▶ OBJECTIF: Recopiez à l'identique le passage du texte sur la charité chrétienne qui va de « Telle est la » à « à travers l’amour. ».

▶ TEXTE CITÉ:
----
Jésus loue le scribe qui l’a interrogé et qui a manifesté la sagesse et le désir sincère de suivre la voie de l’amour. Nous savons que cette voie, c’est le Christ, Lui qui nous a donné le salut. Ce n’est qu’en l’imitant et nous conformant à Lui que nous pouvons retrouver la ressemblance divine et reconnaître le royaume de Dieu, qui se fait présent en nous et en tous ceux qui deviennent capables d’aimer sincèrement.

Le Docteur de l’Église saint Jean d’Avila, écrivant à sainte Thérèse de Jésus – elle aussi Docteur de l’Église – n’a pas besoin de longs discours à cet égard. Il écrit : « La sainteté consiste seulement dans l’humble amour de Dieu et du prochain » (12 septembre1568).

Telle est la mission de tout chrétien : abandonner l’égoïsme, c’est-à-dire l’amour exagéré de soi et laisser transparaître et reconnaître Dieu, qui est amour, dans sa conduite de chaque jour. Car, si nous nous laissons attirer par Dieu et que nous vivons dans l’amour de Dieu et des frères, nous attirons aussi d’autres frères dans ce circuit d’amour. Tout comme la foi et l’espérance se communiquent, de même – et surtout – la charité se communique et attire : elle est missionnaire. Le Seigneur appelle certains à faire la première annonce de l’Évangile du salut, mais il appelle tous à l’annoncer par la prière et le témoignage de vie, c’est-à-dire à travers l’amour.
----
▶ DONNÉES FOURNIES:
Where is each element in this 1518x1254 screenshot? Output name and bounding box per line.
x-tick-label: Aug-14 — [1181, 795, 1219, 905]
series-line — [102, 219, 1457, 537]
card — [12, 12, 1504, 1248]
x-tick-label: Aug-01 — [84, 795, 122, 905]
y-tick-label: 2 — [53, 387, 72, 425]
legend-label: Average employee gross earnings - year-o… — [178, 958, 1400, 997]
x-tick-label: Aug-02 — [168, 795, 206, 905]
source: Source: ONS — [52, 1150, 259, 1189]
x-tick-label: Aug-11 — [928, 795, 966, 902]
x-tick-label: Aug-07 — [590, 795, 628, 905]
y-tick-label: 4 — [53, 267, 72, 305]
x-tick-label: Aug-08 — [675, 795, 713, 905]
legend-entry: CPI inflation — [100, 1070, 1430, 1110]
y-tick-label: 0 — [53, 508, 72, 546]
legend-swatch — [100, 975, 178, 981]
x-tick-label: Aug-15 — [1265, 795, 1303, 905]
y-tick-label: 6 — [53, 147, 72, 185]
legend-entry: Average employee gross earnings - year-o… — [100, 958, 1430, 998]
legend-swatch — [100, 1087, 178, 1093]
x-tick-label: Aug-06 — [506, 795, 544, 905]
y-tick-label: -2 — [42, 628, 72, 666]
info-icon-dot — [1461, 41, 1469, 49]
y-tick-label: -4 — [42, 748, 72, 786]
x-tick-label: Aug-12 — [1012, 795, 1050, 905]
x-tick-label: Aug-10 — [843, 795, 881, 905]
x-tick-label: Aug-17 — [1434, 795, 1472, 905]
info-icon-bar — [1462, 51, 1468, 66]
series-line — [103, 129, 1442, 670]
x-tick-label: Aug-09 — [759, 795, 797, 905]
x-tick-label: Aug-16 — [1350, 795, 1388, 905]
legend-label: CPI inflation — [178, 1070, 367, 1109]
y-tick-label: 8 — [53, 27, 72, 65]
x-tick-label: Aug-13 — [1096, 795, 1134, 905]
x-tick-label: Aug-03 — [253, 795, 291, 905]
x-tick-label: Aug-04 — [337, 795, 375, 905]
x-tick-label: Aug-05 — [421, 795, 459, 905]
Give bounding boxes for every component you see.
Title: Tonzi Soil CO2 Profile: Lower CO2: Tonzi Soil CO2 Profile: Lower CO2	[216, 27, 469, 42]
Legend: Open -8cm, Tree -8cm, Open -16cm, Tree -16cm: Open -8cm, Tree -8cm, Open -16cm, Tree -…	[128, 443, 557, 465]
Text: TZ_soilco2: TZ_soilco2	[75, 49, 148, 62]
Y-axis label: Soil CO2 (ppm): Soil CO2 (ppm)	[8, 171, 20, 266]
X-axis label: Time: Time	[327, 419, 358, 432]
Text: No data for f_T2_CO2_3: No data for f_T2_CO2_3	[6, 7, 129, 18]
----
▶ RÉPONSE RÉDIGÉE:
Telle est la mission de tout chrétien : abandonner l’égoïsme, c’est-à-dire l’amour exagéré de soi et laisser transparaître et reconnaître Dieu, qui est amour, dans sa conduite de chaque jour. Car, si nous nous laissons attirer par Dieu et que nous vivons dans l’amour de Dieu et des frères, nous attirons aussi d’autres frères dans ce circuit d’amour. Tout comme la foi et l’espérance se communiquent, de même – et surtout – la charité se communique et attire : elle est missionnaire. Le Seigneur appelle certains à faire la première annonce de l’Évangile du salut, mais il appelle tous à l’annoncer par la prière et le témoignage de vie, c’est-à-dire à travers l’amour.